Aim of the exercise: Extract each line of the data and write it out again exactly.

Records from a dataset
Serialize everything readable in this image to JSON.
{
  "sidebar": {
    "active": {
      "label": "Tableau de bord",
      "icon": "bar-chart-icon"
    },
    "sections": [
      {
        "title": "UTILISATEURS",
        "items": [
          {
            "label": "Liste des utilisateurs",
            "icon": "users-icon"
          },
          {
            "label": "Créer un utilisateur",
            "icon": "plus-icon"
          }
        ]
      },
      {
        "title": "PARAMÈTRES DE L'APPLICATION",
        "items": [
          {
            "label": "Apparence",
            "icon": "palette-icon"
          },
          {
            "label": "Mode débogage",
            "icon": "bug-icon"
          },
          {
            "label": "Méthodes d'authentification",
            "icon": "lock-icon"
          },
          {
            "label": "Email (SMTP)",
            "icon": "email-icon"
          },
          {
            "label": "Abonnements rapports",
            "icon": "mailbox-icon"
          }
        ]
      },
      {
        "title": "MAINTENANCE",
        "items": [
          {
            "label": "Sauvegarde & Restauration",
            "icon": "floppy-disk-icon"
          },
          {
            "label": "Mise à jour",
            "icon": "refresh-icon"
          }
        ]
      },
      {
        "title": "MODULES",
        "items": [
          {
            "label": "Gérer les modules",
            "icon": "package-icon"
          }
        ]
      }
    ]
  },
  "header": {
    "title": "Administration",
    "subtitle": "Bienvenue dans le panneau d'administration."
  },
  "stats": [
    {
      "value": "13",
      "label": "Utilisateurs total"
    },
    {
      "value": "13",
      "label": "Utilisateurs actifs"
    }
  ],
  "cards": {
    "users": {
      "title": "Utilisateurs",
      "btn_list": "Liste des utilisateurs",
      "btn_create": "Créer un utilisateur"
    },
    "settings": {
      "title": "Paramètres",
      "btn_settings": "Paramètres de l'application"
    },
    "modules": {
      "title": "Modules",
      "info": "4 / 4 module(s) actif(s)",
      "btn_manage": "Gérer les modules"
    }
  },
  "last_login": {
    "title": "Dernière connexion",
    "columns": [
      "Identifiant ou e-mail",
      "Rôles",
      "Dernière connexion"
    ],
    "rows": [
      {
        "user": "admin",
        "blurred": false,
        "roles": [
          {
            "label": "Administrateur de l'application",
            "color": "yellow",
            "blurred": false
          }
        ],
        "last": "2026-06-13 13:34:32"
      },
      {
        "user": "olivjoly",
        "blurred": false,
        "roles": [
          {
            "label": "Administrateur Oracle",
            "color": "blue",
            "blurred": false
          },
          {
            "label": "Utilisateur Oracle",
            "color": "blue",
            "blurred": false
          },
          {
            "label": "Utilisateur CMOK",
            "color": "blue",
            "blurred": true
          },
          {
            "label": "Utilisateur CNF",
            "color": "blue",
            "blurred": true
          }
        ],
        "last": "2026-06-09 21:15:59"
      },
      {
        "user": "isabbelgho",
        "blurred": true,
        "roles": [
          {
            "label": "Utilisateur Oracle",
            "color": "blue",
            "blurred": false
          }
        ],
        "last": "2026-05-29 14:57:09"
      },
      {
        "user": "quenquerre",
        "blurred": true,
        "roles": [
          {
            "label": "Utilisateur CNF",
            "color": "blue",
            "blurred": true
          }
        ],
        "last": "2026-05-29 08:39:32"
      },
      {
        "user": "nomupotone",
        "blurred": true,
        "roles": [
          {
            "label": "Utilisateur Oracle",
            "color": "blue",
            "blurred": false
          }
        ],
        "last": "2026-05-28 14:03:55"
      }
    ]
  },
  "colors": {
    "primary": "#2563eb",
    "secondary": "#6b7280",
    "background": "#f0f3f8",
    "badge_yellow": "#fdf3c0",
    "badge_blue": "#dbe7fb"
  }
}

Written response:
Serialize everything readable in this image to JSON.
{
  "sidebar": {
    "active": {
      "label": "Tableau de bord",
      "icon": "bar-chart-icon"
    },
    "sections": [
      {
        "title": "UTILISATEURS",
        "items": [
          {
            "label": "Liste des utilisateurs",
            "icon": "users-icon"
          },
          {
            "label": "Créer un utilisateur",
            "icon": "plus-icon"
          }
        ]
      },
      {
        "title": "PARAMÈTRES DE L'APPLICATION",
        "items": [
          {
            "label": "Apparence",
            "icon": "palette-icon"
          },
          {
            "label": "Mode débogage",
            "icon": "bug-icon"
          },
          {
            "label": "Méthodes d'authentification",
            "icon": "lock-icon"
          },
          {
            "label": "Email (SMTP)",
            "icon": "email-icon"
          },
          {
            "label": "Abonnements rapports",
            "icon": "mailbox-icon"
          }
        ]
      },
      {
        "title": "MAINTENANCE",
        "items": [
          {
            "label": "Sauvegarde & Restauration",
            "icon": "floppy-disk-icon"
          },
          {
            "label": "Mise à jour",
            "icon": "refresh-icon"
          }
        ]
      },
      {
        "title": "MODULES",
        "items": [
          {
            "label": "Gérer les modules",
            "icon": "package-icon"
          }
        ]
      }
    ]
  },
  "header": {
    "title": "Administration",
    "subtitle": "Bienvenue dans le panneau d'administration."
  },
  "stats": [
    {
      "value": "13",
      "label": "Utilisateurs total"
    },
    {
      "value": "13",
      "label": "Utilisateurs actifs"
    }
  ],
  "cards": {
    "users": {
      "title": "Utilisateurs",
      "btn_list": "Liste des utilisateurs",
      "btn_create": "Créer un utilisateur"
    },
    "settings": {
      "title": "Paramètres",
      "btn_settings": "Paramètres de l'application"
    },
    "modules": {
      "title": "Modules",
      "info": "4 / 4 module(s) actif(s)",
      "btn_manage": "Gérer les modules"
    }
  },
  "last_login": {
    "title": "Dernière connexion",
    "columns": [
      "Identifiant ou e-mail",
      "Rôles",
      "Dernière connexion"
    ],
    "rows": [
      {
        "user": "admin",
        "blurred": false,
        "roles": [
          {
            "label": "Administrateur de l'application",
            "color": "yellow",
            "blurred": false
          }
        ],
        "last": "2026-06-13 13:34:32"
      },
      {
        "user": "olivjoly",
        "blurred": false,
        "roles": [
          {
            "label": "Administrateur Oracle",
            "color": "blue",
            "blurred": false
          },
          {
            "label": "Utilisateur Oracle",
            "color": "blue",
            "blurred": false
          },
          {
            "label": "Utilisateur CMOK",
            "color": "blue",
            "blurred": true
          },
          {
            "label": "Utilisateur CNF",
            "color": "blue",
            "blurred": true
          }
        ],
        "last": "2026-06-09 21:15:59"
      },
      {
        "user": "isabbelgho",
        "blurred": true,
        "roles": [
          {
            "label": "Utilisateur Oracle",
            "color": "blue",
            "blurred": false
          }
        ],
        "last": "2026-05-29 14:57:09"
      },
      {
        "user": "quenquerre",
        "blurred": true,
        "roles": [
          {
            "label": "Utilisateur CNF",
            "color": "blue",
            "blurred": true
          }
        ],
        "last": "2026-05-29 08:39:32"
      },
      {
        "user": "nomupotone",
        "blurred": true,
        "roles": [
          {
            "label": "Utilisateur Oracle",
            "color": "blue",
            "blurred": false
          }
        ],
        "last": "2026-05-28 14:03:55"
      }
    ]
  },
  "colors": {
    "primary": "#2563eb",
    "secondary": "#6b7280",
    "background": "#f0f3f8",
    "badge_yellow": "#fdf3c0",
    "badge_blue": "#dbe7fb"
  }
}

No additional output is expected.